> _WHAT THE TASK REQUIRES_: In the records below, find each line containing the word "efficiencies" and copy it.

Entries with figure data:
- - - - - - -
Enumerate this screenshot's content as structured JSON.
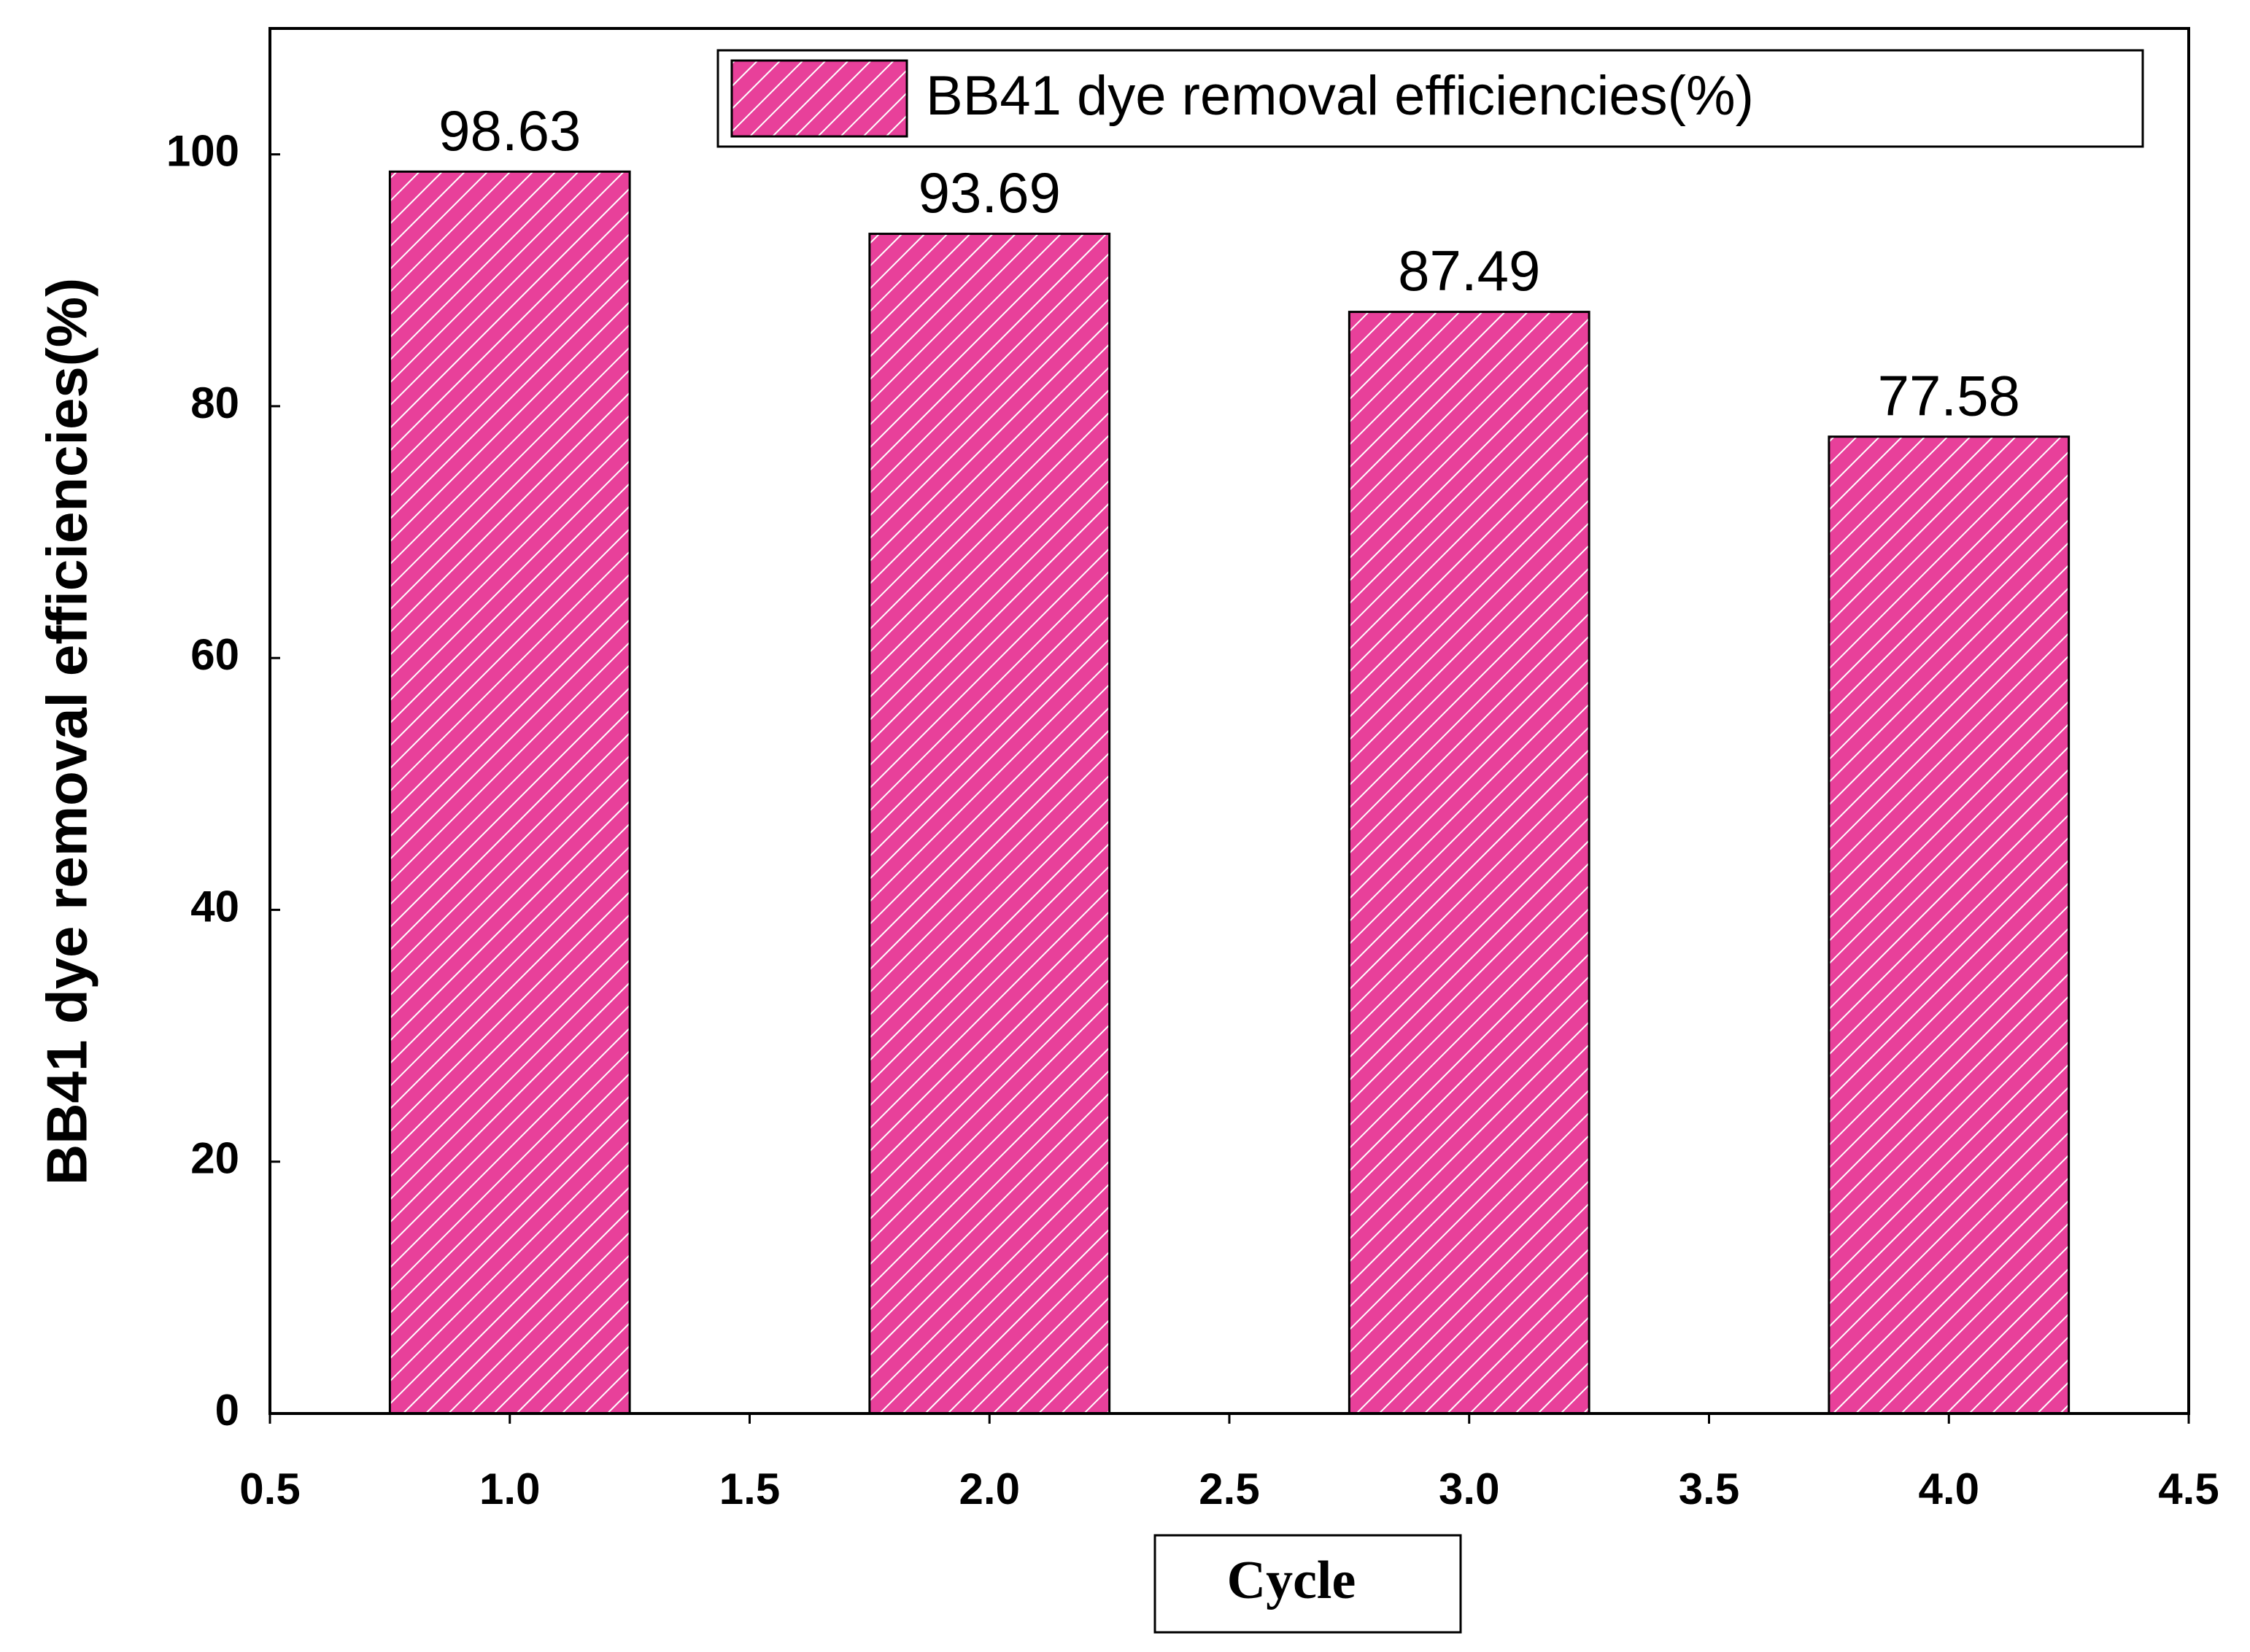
{
  "chart_data": {
    "type": "bar",
    "x_label": "Cycle",
    "y_label": "BB41 dye removal efficiencies(%)",
    "x": [
      1,
      2,
      3,
      4
    ],
    "series": [
      {
        "name": "BB41 dye removal efficiencies(%)",
        "color": "#e8409a",
        "values": [
          98.63,
          93.69,
          87.49,
          77.58
        ]
      }
    ],
    "xlim": [
      0.5,
      4.5
    ],
    "xticks": [
      0.5,
      {
        "value": 1,
        "label": "1.0"
      },
      1.5,
      {
        "value": 2,
        "label": "2.0"
      },
      2.5,
      {
        "value": 3,
        "label": "3.0"
      },
      3.5,
      {
        "value": 4,
        "label": "4.0"
      },
      4.5
    ],
    "ylim": [
      0,
      110
    ],
    "yticks": [
      0,
      20,
      40,
      60,
      80,
      100
    ],
    "legend": "top-right",
    "grid": false
  }
}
- - - - - - -
> _ANSWER IN FULL_:
    "y_label": "BB41 dye removal efficiencies(%)",
        "name": "BB41 dye removal efficiencies(%)",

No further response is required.